What to do: Please write the listing below out again exactly, leaving every picture behind.

■ ■ ■

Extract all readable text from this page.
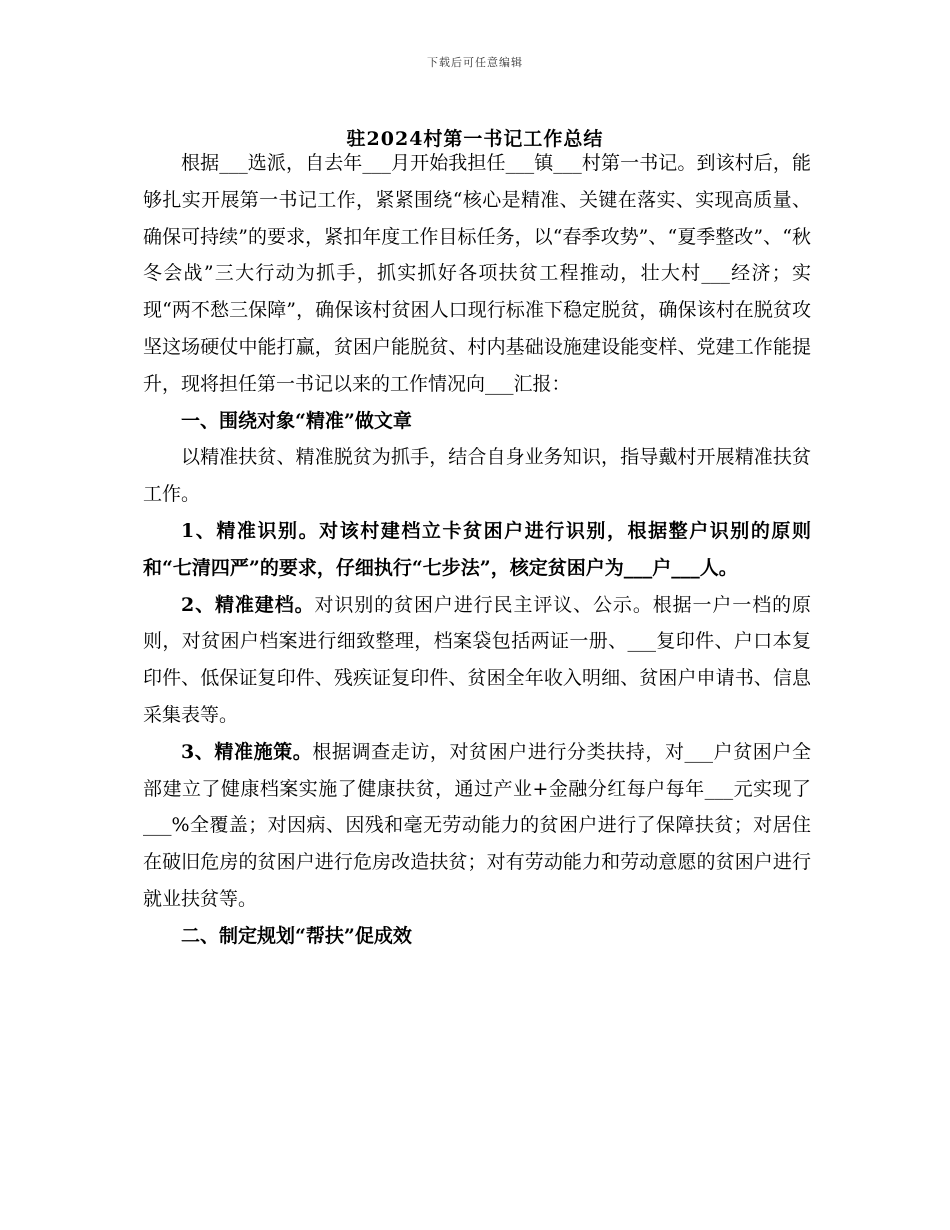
下载后可任意编辑
驻2024村第一书记工作总结

根据___选派，自去年___月开始我担任___镇___村第一书记。到该村后，能够扎实开展第一书记工作，紧紧围绕“核心是精准、关键在落实、实现高质量、确保可持续”的要求，紧扣年度工作目标任务，以“春季攻势”、“夏季整改”、“秋冬会战”三大行动为抓手，抓实抓好各项扶贫工程推动，壮大村___经济；实现“两不愁三保障”，确保该村贫困人口现行标准下稳定脱贫，确保该村在脱贫攻坚这场硬仗中能打赢，贫困户能脱贫、村内基础设施建设能变样、党建工作能提升，现将担任第一书记以来的工作情况向___汇报：

一、围绕对象“精准”做文章

以精准扶贫、精准脱贫为抓手，结合自身业务知识，指导戴村开展精准扶贫工作。

1、精准识别。对该村建档立卡贫困户进行识别，根据整户识别的原则和“七清四严”的要求，仔细执行“七步法”，核定贫困户为___户___人。

2、精准建档。对识别的贫困户进行民主评议、公示。根据一户一档的原则，对贫困户档案进行细致整理，档案袋包括两证一册、___复印件、户口本复印件、低保证复印件、残疾证复印件、贫困全年收入明细、贫困户申请书、信息采集表等。

3、精准施策。根据调查走访，对贫困户进行分类扶持，对___户贫困户全部建立了健康档案实施了健康扶贫，通过产业+金融分红每户每年___元实现了___%全覆盖；对因病、因残和毫无劳动能力的贫困户进行了保障扶贫；对居住在破旧危房的贫困户进行危房改造扶贫；对有劳动能力和劳动意愿的贫困户进行就业扶贫等。

二、制定规划“帮扶”促成效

■ ■ ■

Reply:
Extract all readable text from this page.
下载后可任意编辑
驻2024村第一书记工作总结

根据___选派，自去年___月开始我担任___镇___村第一书记。到该村后，能够扎实开展第一书记工作，紧紧围绕“核心是精准、关键在落实、实现高质量、确保可持续”的要求，紧扣年度工作目标任务，以“春季攻势”、“夏季整改”、“秋冬会战”三大行动为抓手，抓实抓好各项扶贫工程推动，壮大村___经济；实现“两不愁三保障”，确保该村贫困人口现行标准下稳定脱贫，确保该村在脱贫攻坚这场硬仗中能打赢，贫困户能脱贫、村内基础设施建设能变样、党建工作能提升，现将担任第一书记以来的工作情况向___汇报：

一、围绕对象“精准”做文章

以精准扶贫、精准脱贫为抓手，结合自身业务知识，指导戴村开展精准扶贫工作。

1、精准识别。对该村建档立卡贫困户进行识别，根据整户识别的原则和“七清四严”的要求，仔细执行“七步法”，核定贫困户为___户___人。

2、精准建档。对识别的贫困户进行民主评议、公示。根据一户一档的原则，对贫困户档案进行细致整理，档案袋包括两证一册、___复印件、户口本复印件、低保证复印件、残疾证复印件、贫困全年收入明细、贫困户申请书、信息采集表等。

3、精准施策。根据调查走访，对贫困户进行分类扶持，对___户贫困户全部建立了健康档案实施了健康扶贫，通过产业+金融分红每户每年___元实现了___%全覆盖；对因病、因残和毫无劳动能力的贫困户进行了保障扶贫；对居住在破旧危房的贫困户进行危房改造扶贫；对有劳动能力和劳动意愿的贫困户进行就业扶贫等。

二、制定规划“帮扶”促成效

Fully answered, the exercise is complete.